## 节选内容
概述

本文主要对MSS相关的几个字段结合源码流程进行分析;

字段含义

user_mss(tcp_options_received)–用户配置的mss,优先级最高;

mss_clamp(tcp_options_received)–对端通告的mss,即为对端能接受的最大mss,对端通告的mss与user_mss中的较小值;

advmss(tcp_sock)–用于通告对端的mss值,本端能接受的最大mss;

mss_cache(tcp_sock)–缓存发送方当前有效的mss值,根据pmtu变化,不会超过mss_clamp;

rcv_mss(inet_connection_sock)–由最近接收到的段估算的对端mss,主要用来确定是否执行延迟确认;

user_mss配置

user_mss是用户配置的MSS,该MSS优先级最高,如果配置了该MSS,则MSS均不能超过该值;下面为调用setsockopt设置user_mss的代码,其操作字段为TCP_MAXSEG;配置范围不能小于最小MSS,不能大于最大窗口值;

 static int do_tcp_setsockopt(struct sock *sk, int level,
int optname, char __user *optval, unsigned int optlen)
{
switch (optname) {
case TCP_MAXSEG:
/* Values greater than interface MTU won't take effect. However
* at the point when this call is done we typically don't yet
* know which interface is going to be used */
if (val && (val < TCP_MIN_MSS || val > MAX_TCP_WINDOW)) {
err = -EINVAL;
break;
}
tp->rx_opt.user_mss = val;
break;
}

交互流程代码分析

第一次握手
客户端发送syn

在进行connect操作的初始化中对mss的设置如下:

(1) 如果有用户配置的user_mss,则将mss_clamp(本端最大mss)设置为user_mss;

(2) 调用tcp_sync_mss来同步mss,其主要是根据设备mtu,最大窗口等计算出当前有效的mss,并将该mss记录到tp->mss_cache中;因该函数涉及篇幅较大,在本文最后进行分析;

(3) 设置用于通告给对端的advmss,去路由表中查MSS,这里会用到pmtu,然后将这个值与user_mss比较,取较小的值设置为向对端通告的值;

(4) 估算对端的mss,根据advmss,mss_cache,rcv_wnd,MSS_DEFAULT,MIN_MSS估算rcv_mss;

 static void tcp_connect_init(struct sock *sk)
{
/* If user gave his TCP_MAXSEG, record it to clamp */
/* (1)如果配置了user_mss,则设置最大mss为user_mss */
if (tp->rx_opt.user_mss)
tp->rx_opt.mss_clamp = tp->rx_opt.user_mss;
tp->max_window = ;
tcp_mtup_init(sk);
/* (2)根据设备mtu同步mss */
tcp_sync_mss(sk, dst_mtu(dst)); tcp_ca_dst_init(sk, dst); if (!tp->window_clamp)
tp->window_clamp = dst_metric(dst, RTAX_WINDOW); /*
(3)设置向对端通告的mss
dst_metric_advmss-去路由表中查询mss
tcp_mss_clamp-取user_mss和上述查询到的mss之间的较小值
*/
tp->advmss = tcp_mss_clamp(tp, dst_metric_advmss(dst)); /* (4)估算对端mss */
tcp_initialize_rcv_mss(sk);
}

在发送syn流程中,会将advmss添加到tcp首部的选项中;调用关系为tcp_transmit_skb->tcp_syn_options->tcp_advertise_mss;可见这里不是直接使用前面的adv_mss,而是调用tcp_advertise_mss重新获取的;

 /* Compute TCP options for SYN packets. This is not the final
* network wire format yet.
*/
static unsigned int tcp_syn_options(struct sock *sk, struct sk_buff *skb,
struct tcp_out_options *opts,
struct tcp_md5sig_key **md5)

## 简短问题
把上面这篇MSS字段分析里的一段逐字照录:从含有“(3) 设置用于通告给对端的”的地方开始,抄到“dst); if (!tp->window_clamp)”为止。

元素与框位列表:
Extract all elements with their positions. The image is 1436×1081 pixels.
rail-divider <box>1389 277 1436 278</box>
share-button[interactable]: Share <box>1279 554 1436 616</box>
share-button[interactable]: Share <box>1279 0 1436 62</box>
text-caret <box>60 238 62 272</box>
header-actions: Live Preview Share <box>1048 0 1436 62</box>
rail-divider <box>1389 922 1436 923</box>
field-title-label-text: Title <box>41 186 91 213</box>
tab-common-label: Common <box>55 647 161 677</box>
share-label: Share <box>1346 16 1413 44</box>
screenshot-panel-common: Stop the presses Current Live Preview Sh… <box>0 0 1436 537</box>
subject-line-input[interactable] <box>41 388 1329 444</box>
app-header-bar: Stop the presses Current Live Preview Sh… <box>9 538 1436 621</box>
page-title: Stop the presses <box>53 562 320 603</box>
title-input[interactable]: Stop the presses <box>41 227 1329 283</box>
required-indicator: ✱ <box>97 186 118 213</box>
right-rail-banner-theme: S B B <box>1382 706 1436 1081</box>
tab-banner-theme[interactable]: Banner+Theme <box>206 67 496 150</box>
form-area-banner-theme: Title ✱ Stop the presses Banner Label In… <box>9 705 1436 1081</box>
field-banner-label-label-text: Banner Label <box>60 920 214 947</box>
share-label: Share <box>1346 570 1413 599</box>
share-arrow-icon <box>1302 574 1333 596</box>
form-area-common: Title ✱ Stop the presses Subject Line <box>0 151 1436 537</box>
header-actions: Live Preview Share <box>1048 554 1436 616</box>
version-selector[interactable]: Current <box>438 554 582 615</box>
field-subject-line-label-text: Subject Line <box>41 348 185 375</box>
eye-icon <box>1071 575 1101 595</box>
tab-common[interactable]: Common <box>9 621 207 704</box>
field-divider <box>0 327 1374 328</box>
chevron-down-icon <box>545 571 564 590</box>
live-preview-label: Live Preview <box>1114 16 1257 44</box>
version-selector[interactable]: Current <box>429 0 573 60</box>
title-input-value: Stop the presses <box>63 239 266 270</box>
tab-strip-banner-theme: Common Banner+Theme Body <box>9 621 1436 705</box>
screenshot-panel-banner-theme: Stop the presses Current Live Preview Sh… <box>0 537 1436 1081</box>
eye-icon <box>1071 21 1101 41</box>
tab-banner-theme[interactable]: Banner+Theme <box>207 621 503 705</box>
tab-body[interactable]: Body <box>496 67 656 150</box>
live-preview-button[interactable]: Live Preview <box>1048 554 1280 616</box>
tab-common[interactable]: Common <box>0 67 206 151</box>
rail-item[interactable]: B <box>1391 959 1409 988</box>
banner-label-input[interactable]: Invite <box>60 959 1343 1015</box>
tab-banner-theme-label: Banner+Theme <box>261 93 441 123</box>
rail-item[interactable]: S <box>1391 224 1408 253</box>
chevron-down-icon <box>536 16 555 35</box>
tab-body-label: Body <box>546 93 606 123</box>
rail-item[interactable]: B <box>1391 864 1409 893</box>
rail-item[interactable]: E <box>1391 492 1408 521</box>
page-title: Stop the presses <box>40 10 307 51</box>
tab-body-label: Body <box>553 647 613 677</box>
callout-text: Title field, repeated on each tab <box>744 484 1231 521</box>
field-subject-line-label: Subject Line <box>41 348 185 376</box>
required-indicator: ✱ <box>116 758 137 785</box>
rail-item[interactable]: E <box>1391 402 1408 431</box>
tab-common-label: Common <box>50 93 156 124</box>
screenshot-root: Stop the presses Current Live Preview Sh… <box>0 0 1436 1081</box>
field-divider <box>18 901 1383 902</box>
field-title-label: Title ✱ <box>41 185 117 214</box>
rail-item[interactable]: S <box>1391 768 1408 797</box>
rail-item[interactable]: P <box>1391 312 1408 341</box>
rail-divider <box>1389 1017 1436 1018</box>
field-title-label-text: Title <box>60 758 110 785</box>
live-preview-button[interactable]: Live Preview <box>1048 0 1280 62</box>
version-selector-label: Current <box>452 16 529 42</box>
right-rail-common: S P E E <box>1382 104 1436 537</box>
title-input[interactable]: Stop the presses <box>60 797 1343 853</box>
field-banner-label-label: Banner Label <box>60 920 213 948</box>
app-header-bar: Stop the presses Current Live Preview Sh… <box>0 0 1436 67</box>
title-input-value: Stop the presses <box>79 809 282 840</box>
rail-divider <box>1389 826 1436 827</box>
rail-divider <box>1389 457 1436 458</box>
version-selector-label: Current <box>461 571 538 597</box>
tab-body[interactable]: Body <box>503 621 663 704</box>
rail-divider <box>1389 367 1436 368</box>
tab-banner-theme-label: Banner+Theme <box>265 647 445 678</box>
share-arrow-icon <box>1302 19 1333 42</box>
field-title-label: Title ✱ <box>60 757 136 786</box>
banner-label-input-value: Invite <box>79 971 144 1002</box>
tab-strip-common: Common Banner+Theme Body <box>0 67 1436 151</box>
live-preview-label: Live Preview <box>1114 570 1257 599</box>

## 任务输出
(3) 设置用于通告给对端的advmss,去路由表中查MSS,这里会用到pmtu,然后将这个值与user_mss比较,取较小的值设置为向对端通告的值;

(4) 估算对端的mss,根据advmss,mss_cache,rcv_wnd,MSS_DEFAULT,MIN_MSS估算rcv_mss;

 static void tcp_connect_init(struct sock *sk)
{
/* If user gave his TCP_MAXSEG, record it to clamp */
/* (1)如果配置了user_mss,则设置最大mss为user_mss */
if (tp->rx_opt.user_mss)
tp->rx_opt.mss_clamp = tp->rx_opt.user_mss;
tp->max_window = ;
tcp_mtup_init(sk);
/* (2)根据设备mtu同步mss */
tcp_sync_mss(sk, dst_mtu(dst)); tcp_ca_dst_init(sk, dst); if (!tp->window_clamp)